**WHAT IS REQUIRED:** Pull out all lines from the listing below in which the word "RAMIREZ" appears.

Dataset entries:
• • • •
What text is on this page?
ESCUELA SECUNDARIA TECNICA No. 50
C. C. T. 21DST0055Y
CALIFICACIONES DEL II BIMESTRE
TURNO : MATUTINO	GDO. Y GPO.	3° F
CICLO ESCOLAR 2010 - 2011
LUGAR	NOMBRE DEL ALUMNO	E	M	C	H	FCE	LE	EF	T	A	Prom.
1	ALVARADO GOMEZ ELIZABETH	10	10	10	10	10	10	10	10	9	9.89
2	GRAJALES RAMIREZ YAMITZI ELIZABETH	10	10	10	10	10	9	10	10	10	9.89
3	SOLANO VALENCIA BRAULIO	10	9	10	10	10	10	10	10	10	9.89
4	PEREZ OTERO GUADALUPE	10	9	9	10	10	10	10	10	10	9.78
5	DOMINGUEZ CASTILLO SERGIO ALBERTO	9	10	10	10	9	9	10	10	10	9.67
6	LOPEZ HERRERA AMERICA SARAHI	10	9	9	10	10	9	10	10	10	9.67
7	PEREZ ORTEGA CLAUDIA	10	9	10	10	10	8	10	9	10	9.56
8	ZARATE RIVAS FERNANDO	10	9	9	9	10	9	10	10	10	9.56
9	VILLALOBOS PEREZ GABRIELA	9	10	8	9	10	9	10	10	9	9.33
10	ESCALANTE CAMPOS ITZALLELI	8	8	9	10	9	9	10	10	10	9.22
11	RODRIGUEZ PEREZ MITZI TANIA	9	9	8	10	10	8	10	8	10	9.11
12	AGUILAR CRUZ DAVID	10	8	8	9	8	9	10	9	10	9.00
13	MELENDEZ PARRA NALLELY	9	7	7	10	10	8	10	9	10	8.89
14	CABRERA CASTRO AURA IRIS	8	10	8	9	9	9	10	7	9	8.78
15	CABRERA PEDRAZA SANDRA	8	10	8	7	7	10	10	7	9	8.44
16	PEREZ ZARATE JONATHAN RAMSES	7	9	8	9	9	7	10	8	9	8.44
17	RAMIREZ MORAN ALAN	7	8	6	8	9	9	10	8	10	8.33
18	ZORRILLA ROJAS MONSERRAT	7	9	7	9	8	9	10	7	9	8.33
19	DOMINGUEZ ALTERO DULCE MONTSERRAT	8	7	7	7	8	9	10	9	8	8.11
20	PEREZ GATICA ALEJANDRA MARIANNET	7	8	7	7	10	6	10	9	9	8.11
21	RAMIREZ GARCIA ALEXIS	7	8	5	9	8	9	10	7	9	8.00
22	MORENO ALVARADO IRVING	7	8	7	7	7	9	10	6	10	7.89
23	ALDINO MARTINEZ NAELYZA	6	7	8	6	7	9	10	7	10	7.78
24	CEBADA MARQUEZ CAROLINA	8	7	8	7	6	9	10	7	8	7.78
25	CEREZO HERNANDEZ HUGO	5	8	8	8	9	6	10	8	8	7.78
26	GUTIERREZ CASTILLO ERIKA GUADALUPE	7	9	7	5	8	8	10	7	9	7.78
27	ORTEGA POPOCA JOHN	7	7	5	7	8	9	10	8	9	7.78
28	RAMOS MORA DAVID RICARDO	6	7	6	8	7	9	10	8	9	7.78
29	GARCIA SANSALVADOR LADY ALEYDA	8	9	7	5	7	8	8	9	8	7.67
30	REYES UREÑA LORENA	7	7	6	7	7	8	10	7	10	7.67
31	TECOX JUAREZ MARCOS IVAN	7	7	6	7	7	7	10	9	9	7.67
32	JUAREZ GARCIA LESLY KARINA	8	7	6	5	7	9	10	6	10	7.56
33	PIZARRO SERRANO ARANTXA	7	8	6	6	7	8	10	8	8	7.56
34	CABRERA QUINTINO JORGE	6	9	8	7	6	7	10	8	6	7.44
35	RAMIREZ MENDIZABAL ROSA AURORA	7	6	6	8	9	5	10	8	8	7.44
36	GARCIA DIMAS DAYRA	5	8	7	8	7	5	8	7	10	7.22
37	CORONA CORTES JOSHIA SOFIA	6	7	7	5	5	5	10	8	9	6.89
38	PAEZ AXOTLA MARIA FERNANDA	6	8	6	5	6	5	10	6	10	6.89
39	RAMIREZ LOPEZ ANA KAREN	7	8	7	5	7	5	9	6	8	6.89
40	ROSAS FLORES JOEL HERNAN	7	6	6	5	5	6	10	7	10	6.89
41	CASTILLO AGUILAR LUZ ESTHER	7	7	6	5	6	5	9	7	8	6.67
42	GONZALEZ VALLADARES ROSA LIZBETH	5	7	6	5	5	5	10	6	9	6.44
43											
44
• • • •
**RESULT FOR THIS TASK:**
2	GRAJALES RAMIREZ YAMITZI ELIZABETH	10	10	10	10	10	9	10	10	10	9.89
17	RAMIREZ MORAN ALAN	7	8	6	8	9	9	10	8	10	8.33
21	RAMIREZ GARCIA ALEXIS	7	8	5	9	8	9	10	7	9	8.00
35	RAMIREZ MENDIZABAL ROSA AURORA	7	6	6	8	9	5	10	8	8	7.44
39	RAMIREZ LOPEZ ANA KAREN	7	8	7	5	7	5	9	6	8	6.89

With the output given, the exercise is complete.